Exercise aim>
Provide the count of lines that hold "Usuario" and no other output.

Records supplied>

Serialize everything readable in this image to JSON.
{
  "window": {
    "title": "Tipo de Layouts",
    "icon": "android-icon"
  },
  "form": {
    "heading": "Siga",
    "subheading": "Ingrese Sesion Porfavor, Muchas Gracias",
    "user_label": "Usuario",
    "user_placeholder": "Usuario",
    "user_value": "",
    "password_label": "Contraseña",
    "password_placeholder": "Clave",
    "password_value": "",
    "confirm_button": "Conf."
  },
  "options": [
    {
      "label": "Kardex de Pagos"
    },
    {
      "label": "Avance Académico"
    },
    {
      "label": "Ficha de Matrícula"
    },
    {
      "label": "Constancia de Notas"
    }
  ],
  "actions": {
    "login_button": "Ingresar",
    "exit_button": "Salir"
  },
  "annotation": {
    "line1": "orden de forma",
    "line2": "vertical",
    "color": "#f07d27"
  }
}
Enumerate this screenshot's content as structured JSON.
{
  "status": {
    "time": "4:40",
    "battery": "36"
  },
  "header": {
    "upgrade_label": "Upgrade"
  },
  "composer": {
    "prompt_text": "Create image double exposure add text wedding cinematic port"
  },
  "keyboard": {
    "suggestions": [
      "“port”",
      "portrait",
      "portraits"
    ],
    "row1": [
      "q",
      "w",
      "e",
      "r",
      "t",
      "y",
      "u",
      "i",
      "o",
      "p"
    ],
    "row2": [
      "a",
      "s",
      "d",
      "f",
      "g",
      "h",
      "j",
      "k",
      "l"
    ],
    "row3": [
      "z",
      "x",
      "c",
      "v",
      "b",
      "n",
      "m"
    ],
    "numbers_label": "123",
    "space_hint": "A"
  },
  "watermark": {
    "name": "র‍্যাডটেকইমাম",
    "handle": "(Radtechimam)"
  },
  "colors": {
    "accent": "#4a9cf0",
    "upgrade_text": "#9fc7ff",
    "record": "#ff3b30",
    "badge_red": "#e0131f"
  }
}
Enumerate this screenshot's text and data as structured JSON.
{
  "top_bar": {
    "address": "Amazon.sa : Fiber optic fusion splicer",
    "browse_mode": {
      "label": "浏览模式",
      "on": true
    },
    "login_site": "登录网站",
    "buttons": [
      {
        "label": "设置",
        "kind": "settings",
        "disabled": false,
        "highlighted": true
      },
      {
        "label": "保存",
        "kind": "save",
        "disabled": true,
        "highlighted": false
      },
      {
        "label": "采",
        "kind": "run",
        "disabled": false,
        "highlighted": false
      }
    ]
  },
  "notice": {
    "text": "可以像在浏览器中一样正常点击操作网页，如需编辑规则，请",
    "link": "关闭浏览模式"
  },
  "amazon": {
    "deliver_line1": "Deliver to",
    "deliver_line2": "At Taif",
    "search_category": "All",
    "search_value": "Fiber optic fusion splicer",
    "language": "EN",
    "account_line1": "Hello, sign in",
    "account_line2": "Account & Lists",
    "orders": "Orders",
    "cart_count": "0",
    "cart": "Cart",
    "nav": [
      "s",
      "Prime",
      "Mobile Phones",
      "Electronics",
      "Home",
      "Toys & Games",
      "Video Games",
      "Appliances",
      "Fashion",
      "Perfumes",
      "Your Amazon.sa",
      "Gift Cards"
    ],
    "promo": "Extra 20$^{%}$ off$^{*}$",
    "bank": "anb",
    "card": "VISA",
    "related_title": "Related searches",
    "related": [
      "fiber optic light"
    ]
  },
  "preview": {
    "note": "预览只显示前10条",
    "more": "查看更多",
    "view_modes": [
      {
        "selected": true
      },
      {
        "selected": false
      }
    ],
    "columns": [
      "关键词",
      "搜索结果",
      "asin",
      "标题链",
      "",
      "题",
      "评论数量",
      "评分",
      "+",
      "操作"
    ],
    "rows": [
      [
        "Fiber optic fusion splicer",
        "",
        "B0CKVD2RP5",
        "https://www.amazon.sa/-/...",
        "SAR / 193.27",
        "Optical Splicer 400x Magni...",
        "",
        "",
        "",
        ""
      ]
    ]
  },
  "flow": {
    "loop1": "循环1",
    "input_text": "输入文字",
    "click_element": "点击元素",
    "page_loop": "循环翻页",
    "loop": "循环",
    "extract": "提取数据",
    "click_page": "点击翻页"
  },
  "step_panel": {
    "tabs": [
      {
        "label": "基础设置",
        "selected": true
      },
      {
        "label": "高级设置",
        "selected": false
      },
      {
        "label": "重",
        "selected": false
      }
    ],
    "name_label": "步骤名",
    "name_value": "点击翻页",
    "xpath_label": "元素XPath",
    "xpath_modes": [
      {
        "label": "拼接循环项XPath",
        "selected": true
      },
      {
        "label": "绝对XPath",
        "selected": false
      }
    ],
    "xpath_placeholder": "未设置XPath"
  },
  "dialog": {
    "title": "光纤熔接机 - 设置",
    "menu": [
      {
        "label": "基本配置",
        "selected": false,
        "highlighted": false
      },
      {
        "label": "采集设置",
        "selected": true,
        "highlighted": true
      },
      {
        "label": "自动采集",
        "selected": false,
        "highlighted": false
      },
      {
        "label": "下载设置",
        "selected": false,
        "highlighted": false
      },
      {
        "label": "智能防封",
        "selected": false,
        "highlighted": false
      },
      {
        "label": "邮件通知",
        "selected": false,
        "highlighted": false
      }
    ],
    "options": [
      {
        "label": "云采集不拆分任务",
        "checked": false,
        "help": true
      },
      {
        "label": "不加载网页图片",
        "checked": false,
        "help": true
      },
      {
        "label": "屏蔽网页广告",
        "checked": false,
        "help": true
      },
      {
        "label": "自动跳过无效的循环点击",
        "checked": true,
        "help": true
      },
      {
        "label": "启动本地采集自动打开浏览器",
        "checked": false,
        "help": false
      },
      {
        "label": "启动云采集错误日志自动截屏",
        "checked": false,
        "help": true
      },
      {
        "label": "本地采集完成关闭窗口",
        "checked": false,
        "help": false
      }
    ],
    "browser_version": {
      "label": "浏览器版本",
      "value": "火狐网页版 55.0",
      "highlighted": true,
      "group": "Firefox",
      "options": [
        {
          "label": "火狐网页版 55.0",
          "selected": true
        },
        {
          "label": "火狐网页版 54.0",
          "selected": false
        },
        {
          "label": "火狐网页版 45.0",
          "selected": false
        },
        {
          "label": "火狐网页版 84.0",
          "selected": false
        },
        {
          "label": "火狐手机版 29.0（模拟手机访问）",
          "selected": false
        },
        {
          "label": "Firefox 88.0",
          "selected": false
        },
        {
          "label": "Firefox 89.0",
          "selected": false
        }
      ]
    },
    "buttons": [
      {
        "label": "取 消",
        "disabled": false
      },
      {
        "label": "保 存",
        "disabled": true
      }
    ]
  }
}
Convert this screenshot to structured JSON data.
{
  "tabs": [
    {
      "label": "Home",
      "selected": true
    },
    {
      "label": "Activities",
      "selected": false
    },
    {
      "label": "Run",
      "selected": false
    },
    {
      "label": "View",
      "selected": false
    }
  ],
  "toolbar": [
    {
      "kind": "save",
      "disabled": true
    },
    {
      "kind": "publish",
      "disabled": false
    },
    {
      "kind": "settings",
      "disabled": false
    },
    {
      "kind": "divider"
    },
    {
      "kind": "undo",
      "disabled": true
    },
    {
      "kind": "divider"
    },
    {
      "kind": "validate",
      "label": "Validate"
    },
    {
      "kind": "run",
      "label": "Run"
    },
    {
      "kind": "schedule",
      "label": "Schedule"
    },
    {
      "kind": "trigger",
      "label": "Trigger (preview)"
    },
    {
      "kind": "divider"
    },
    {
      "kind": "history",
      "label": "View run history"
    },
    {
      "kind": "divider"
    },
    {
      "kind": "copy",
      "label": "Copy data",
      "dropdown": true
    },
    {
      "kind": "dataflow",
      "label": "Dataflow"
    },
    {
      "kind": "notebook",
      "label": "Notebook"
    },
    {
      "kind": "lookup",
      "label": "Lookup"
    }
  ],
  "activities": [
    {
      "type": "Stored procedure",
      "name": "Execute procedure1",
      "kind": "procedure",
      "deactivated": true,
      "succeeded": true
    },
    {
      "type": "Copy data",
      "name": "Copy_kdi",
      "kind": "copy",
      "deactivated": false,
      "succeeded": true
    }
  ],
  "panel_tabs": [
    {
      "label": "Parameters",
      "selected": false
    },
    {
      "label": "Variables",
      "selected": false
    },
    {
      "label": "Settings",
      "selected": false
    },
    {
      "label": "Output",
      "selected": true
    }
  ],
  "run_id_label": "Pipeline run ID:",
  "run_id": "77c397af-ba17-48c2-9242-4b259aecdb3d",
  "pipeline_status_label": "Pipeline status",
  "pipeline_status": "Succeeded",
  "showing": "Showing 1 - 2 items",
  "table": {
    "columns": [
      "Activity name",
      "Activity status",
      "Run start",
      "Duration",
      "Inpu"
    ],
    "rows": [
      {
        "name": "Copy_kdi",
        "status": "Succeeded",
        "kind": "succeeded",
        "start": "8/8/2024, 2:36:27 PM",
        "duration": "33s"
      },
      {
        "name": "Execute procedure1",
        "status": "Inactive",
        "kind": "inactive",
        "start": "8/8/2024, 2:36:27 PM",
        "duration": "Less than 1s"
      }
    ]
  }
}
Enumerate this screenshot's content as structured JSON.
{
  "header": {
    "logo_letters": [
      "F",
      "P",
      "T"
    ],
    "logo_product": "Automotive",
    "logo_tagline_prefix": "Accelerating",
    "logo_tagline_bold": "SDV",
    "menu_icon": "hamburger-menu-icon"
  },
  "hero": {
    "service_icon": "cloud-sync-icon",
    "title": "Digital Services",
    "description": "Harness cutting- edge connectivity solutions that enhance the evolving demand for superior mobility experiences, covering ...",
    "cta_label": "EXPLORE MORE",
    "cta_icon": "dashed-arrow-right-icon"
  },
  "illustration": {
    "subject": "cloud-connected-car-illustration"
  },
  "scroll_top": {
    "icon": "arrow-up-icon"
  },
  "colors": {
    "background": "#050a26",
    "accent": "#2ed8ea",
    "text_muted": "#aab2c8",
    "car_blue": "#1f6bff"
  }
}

Expected answer>
2